* TO BE DONE
Determine how many lines in these records hold "hujus". Only the number is wanted.

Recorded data
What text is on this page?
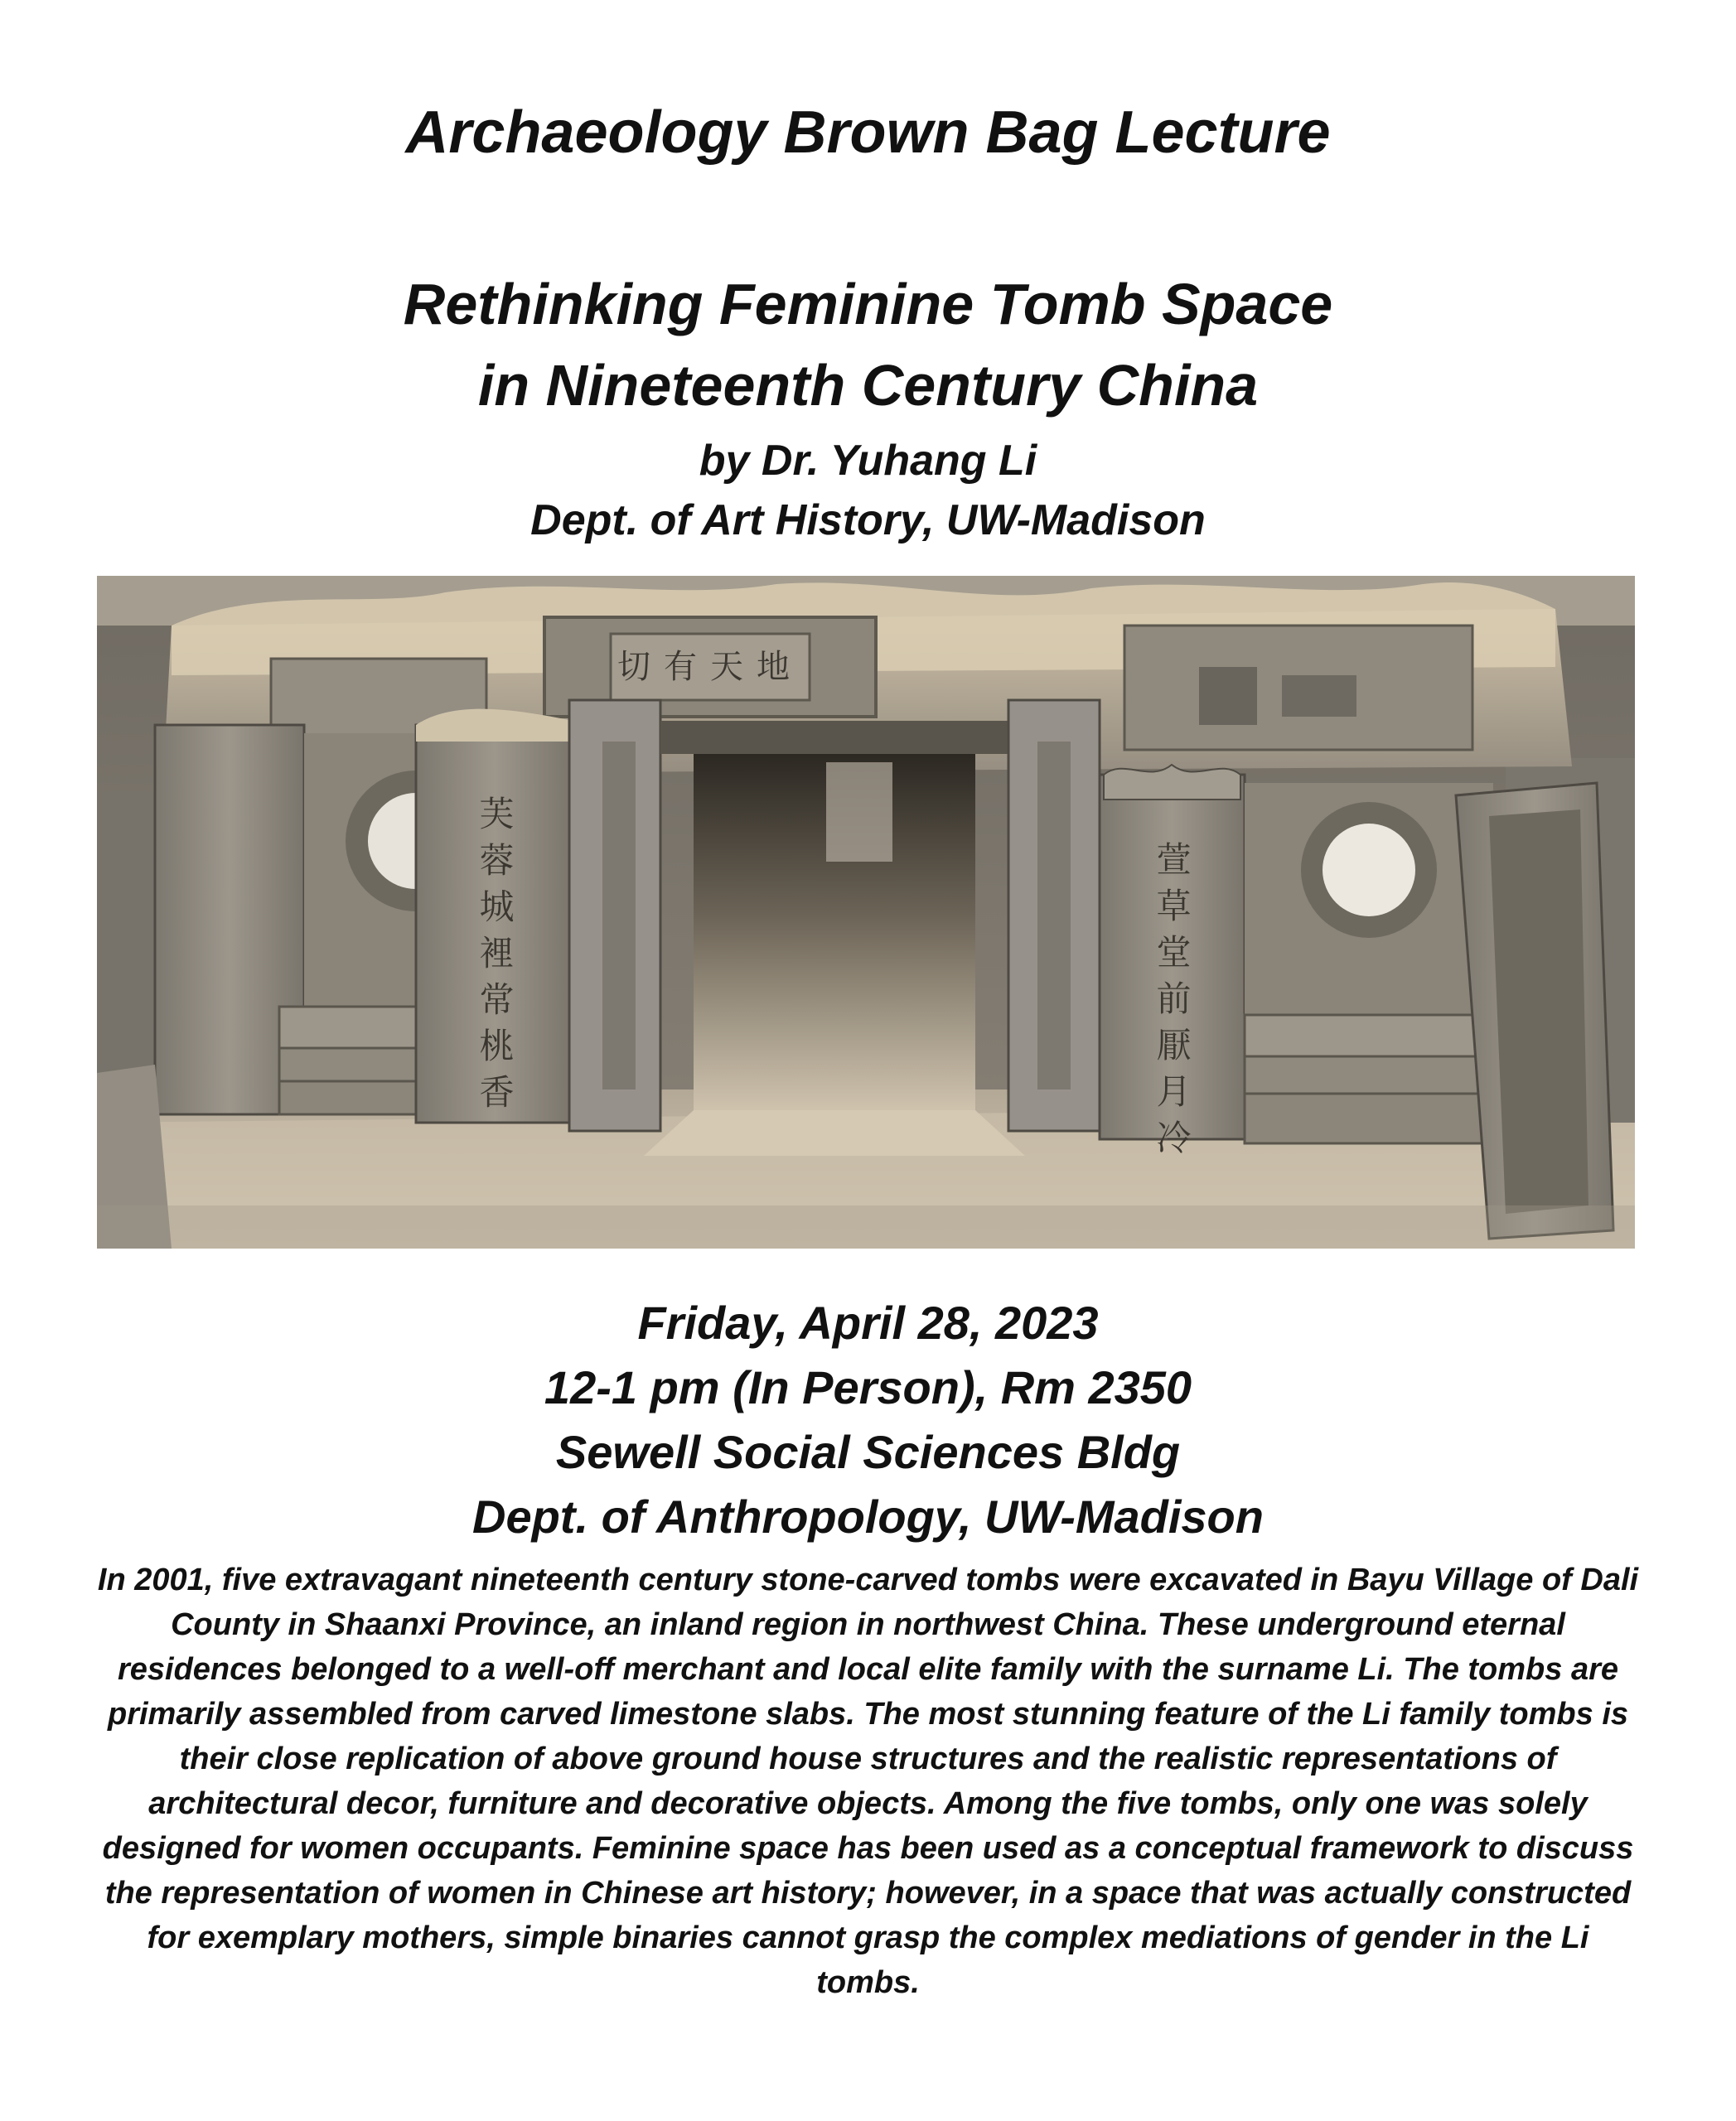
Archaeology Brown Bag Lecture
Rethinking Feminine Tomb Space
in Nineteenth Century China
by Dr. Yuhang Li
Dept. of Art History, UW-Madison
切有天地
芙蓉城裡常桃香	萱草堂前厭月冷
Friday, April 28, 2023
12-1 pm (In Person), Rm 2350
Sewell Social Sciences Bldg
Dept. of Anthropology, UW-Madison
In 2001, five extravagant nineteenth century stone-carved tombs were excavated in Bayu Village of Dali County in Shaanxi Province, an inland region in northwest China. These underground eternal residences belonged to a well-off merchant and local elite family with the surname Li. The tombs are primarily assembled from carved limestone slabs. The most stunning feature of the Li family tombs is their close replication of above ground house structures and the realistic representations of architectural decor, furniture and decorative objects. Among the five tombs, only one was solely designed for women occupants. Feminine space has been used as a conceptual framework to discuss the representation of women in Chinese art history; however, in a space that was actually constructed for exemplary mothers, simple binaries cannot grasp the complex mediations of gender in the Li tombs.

--

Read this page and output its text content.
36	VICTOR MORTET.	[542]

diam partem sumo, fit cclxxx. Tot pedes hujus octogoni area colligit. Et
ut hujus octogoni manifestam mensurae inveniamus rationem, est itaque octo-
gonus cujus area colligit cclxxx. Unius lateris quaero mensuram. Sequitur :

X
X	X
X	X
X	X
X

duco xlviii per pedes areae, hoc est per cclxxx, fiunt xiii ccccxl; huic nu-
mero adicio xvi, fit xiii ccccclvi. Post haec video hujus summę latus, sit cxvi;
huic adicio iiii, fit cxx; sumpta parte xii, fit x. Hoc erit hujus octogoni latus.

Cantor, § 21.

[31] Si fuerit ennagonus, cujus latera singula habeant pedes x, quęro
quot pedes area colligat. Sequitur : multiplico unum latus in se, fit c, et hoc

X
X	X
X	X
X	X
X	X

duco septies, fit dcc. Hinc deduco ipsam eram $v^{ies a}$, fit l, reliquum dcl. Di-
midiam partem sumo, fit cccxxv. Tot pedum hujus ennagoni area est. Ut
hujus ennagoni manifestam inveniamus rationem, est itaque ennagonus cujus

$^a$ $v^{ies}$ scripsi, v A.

* RESULT FOR THIS TASK
6